▶ _What you should do_: Give the number of lines that contain the string "problem", and nothing else.
☆ ☆ ☆
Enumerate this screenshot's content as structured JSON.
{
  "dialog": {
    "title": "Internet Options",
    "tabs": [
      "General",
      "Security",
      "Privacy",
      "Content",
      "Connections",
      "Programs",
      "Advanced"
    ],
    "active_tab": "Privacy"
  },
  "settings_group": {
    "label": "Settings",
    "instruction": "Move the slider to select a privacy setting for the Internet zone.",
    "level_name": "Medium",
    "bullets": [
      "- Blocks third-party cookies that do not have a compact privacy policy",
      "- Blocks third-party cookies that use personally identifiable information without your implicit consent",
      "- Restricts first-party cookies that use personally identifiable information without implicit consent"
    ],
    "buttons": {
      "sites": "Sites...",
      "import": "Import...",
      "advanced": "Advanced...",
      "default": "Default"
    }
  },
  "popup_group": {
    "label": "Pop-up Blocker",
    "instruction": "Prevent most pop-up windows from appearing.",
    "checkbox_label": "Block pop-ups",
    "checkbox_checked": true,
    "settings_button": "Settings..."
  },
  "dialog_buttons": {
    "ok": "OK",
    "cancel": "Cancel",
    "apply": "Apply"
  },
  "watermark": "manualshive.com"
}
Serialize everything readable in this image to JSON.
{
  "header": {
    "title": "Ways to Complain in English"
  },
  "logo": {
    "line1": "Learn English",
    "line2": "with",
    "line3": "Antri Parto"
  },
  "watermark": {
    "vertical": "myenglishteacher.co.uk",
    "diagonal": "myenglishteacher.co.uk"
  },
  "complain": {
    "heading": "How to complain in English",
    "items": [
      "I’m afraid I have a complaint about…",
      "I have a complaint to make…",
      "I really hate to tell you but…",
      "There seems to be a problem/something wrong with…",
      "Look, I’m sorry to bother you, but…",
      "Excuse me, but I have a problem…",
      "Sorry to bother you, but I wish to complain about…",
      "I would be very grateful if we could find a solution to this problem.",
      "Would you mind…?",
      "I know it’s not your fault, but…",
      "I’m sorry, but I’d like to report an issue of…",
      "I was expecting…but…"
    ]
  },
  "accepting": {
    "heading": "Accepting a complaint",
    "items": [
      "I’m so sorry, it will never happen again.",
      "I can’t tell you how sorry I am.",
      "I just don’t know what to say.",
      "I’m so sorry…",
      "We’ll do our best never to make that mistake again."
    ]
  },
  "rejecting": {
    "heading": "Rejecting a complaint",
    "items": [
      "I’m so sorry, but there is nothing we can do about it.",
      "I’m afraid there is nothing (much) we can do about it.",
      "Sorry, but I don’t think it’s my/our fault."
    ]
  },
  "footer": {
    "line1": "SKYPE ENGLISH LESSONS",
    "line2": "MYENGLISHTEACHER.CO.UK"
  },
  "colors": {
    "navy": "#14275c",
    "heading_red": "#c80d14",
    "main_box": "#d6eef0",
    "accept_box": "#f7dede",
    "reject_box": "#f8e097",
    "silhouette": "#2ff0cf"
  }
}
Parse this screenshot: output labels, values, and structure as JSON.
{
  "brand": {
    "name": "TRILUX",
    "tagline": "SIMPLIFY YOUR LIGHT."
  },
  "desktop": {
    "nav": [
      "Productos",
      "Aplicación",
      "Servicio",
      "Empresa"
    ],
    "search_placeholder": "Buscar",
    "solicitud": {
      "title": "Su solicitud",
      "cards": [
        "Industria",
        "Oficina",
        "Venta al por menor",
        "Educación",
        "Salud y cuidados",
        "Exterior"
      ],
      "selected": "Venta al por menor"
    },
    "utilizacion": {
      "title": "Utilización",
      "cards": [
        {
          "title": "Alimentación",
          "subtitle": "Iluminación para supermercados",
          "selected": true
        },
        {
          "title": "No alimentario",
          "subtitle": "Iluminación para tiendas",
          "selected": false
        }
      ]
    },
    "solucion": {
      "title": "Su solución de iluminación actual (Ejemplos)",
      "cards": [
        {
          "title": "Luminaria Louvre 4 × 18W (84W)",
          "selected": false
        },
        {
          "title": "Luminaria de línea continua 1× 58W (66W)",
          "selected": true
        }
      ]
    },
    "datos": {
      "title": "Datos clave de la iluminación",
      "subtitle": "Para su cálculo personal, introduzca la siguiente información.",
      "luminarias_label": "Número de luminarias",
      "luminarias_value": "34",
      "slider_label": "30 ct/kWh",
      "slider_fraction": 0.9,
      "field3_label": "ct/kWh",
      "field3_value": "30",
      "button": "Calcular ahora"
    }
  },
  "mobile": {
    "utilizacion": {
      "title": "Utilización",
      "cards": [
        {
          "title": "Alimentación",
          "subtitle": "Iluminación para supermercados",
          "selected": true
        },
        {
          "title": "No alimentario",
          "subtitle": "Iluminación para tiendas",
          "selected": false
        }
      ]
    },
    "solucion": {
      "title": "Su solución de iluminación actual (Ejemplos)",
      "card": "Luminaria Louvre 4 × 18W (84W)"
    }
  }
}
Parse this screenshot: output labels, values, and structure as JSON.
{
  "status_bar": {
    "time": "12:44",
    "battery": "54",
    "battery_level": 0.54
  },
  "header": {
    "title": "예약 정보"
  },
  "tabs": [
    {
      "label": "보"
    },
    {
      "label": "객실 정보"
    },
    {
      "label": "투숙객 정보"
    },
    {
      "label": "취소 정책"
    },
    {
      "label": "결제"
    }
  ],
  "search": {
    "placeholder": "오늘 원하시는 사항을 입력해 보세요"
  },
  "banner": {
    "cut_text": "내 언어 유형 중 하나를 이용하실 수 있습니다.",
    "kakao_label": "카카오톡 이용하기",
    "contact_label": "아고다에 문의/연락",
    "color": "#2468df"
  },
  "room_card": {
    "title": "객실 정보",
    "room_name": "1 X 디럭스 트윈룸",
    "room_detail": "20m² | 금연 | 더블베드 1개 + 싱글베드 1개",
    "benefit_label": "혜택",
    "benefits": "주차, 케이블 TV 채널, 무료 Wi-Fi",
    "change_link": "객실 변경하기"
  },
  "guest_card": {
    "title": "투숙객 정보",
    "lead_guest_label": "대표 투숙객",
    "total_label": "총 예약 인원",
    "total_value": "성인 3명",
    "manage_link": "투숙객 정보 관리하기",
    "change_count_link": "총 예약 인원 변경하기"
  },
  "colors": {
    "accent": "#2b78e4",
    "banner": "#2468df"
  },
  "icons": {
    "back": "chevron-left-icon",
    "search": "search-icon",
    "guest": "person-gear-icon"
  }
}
☆ ☆ ☆
▶ _Finished answer_: 3